-- START The records --

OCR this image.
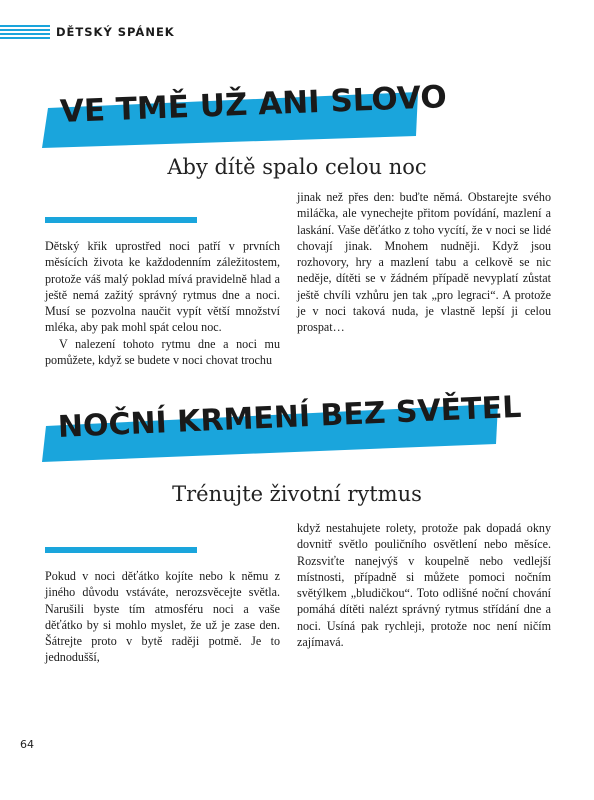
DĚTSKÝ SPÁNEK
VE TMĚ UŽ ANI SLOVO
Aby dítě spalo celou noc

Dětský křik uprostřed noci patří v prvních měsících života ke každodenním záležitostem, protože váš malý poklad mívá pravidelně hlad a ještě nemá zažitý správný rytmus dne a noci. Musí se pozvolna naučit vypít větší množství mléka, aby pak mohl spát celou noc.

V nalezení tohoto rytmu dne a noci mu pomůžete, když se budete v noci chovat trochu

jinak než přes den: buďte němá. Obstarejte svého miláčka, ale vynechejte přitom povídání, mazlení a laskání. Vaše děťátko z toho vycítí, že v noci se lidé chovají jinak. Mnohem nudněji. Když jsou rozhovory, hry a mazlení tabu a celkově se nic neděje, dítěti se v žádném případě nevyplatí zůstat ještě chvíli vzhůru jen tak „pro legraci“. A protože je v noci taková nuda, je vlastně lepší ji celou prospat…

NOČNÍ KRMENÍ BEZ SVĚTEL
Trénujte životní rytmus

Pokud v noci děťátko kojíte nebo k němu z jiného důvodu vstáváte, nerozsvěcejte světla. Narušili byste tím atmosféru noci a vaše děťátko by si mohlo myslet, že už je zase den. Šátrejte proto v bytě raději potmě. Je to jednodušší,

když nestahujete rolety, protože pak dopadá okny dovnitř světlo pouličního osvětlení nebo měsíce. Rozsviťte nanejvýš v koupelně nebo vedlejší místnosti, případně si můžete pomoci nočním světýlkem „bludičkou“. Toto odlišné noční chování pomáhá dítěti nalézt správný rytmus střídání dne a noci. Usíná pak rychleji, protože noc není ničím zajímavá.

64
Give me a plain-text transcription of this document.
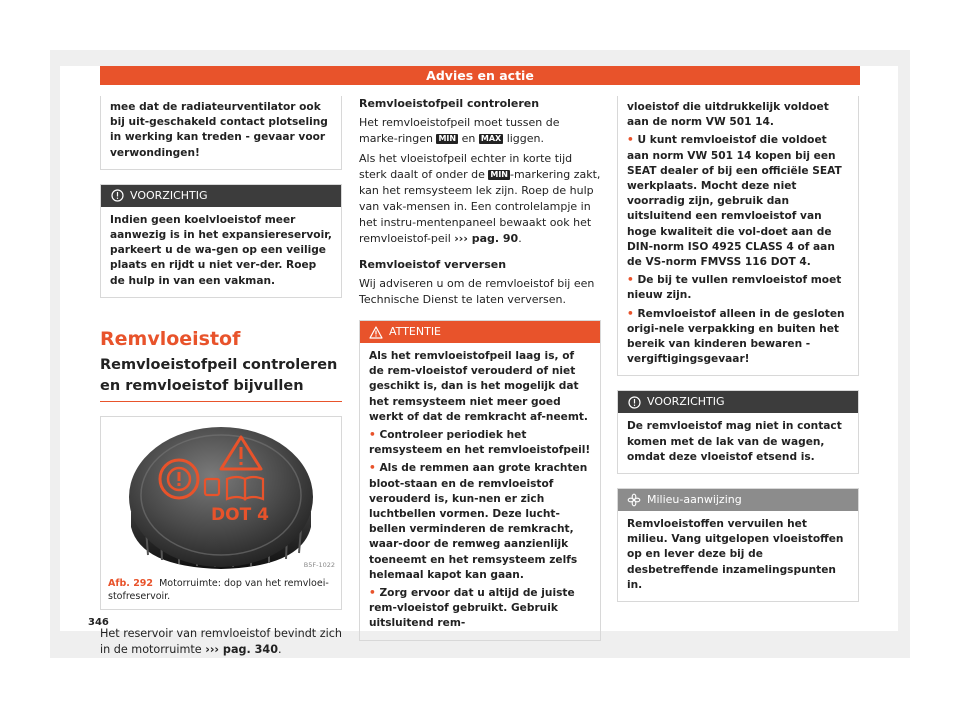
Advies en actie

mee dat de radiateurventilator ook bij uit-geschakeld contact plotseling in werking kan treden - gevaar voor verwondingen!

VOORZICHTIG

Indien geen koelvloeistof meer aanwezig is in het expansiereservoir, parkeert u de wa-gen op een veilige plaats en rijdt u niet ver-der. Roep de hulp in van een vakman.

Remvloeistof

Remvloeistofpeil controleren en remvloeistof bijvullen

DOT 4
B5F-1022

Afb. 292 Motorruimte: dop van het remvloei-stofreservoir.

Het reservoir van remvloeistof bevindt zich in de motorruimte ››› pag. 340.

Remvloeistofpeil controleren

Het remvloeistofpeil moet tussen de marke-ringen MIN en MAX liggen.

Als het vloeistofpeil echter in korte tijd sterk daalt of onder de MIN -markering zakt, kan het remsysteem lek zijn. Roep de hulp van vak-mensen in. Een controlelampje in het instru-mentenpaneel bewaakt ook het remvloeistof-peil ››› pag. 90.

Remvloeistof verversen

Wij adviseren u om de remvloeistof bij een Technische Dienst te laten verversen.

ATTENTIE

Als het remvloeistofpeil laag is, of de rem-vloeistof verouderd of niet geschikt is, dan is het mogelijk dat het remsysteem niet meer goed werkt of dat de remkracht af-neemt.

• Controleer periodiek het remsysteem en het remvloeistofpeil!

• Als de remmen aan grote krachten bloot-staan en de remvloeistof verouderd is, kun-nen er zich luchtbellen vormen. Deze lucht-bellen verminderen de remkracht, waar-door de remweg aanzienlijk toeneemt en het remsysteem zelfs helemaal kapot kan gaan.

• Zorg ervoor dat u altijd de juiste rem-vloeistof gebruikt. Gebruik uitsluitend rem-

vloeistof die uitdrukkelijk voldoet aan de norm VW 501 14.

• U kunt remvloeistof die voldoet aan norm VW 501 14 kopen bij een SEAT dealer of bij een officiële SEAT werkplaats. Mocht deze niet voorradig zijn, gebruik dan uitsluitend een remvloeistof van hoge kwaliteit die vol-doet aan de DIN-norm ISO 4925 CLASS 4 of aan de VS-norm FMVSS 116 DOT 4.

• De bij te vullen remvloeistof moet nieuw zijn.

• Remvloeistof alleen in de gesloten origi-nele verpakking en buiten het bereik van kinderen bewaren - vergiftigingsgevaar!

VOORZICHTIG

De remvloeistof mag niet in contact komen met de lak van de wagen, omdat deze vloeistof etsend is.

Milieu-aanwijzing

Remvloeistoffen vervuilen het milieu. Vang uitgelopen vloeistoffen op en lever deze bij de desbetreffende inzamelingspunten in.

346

-- END The records --
-- START The records --

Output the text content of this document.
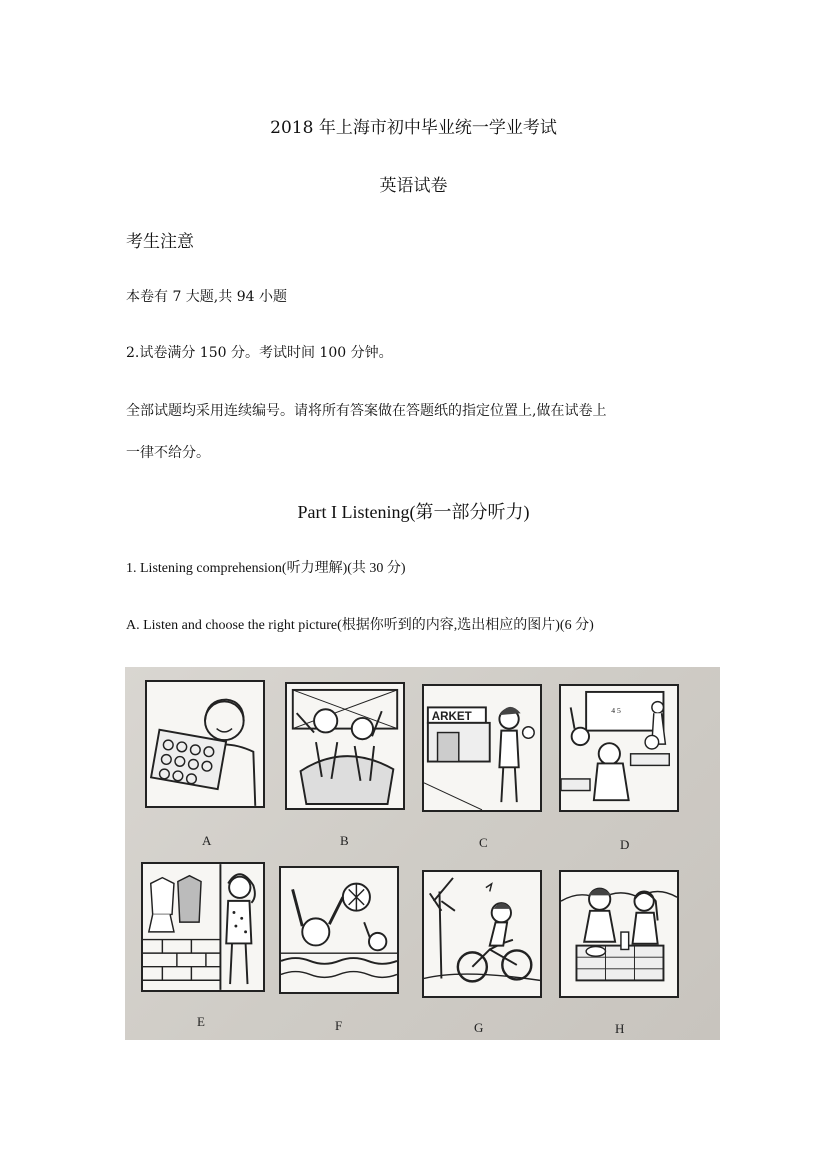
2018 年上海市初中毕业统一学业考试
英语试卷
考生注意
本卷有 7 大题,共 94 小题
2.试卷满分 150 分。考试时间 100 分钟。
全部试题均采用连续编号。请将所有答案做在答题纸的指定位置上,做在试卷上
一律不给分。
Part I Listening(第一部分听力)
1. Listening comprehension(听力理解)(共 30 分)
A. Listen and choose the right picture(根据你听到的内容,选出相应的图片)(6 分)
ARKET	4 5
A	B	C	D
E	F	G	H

-- END The records --

• [Problem description]:
Copy every line of the data that holds the string "this".

• [Response]:
OCR this image.
Give me a plain-text transcription of this document.
Output the text content of this document.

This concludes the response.